■ To do
Copy every line that mentions the word "سعيد".

■ Stored records

········

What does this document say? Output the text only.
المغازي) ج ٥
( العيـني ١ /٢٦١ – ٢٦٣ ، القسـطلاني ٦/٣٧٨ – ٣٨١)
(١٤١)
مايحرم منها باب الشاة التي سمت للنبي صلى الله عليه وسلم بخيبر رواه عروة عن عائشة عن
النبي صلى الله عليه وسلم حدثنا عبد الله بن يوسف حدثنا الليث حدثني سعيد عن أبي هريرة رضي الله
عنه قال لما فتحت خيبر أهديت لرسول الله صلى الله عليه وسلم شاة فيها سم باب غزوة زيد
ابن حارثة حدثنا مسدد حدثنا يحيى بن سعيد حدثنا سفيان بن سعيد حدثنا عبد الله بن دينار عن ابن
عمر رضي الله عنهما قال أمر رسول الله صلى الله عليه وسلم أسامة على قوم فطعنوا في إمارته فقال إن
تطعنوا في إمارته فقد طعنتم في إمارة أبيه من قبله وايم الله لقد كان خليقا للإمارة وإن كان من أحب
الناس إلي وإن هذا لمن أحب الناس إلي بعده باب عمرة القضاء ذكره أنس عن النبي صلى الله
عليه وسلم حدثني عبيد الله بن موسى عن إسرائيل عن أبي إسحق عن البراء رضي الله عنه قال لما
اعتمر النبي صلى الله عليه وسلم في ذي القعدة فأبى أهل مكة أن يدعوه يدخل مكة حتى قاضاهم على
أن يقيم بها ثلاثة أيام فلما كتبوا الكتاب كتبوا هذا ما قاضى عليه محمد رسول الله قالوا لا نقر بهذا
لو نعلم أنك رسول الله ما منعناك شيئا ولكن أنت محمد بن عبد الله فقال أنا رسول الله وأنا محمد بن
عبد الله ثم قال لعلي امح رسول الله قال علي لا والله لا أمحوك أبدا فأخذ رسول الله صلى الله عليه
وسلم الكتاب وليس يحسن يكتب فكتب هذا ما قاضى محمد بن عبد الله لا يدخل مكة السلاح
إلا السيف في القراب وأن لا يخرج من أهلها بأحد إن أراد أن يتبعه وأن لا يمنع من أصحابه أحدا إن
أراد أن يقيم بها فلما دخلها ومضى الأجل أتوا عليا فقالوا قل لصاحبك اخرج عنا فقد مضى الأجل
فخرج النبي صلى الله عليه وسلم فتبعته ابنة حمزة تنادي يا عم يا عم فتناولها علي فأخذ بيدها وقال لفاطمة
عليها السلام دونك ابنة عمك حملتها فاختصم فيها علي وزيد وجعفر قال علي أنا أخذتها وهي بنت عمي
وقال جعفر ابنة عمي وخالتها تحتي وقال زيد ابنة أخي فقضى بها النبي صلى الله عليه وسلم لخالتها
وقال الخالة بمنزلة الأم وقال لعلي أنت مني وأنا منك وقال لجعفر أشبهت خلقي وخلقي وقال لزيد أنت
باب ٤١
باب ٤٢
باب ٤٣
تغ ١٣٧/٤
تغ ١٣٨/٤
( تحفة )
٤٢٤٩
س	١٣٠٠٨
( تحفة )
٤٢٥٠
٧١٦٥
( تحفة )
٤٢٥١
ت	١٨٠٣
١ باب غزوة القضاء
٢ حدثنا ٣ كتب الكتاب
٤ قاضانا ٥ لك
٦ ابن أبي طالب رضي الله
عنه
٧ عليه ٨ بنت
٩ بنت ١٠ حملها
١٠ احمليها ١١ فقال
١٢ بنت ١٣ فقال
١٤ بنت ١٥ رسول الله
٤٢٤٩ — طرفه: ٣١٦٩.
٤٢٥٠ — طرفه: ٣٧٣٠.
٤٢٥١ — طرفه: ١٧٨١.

········

■ Solution to this exercise
النبي صلى الله عليه وسلم حدثنا عبد الله بن يوسف حدثنا الليث حدثني سعيد عن أبي هريرة رضي الله
ابن حارثة حدثنا مسدد حدثنا يحيى بن سعيد حدثنا سفيان بن سعيد حدثنا عبد الله بن دينار عن ابن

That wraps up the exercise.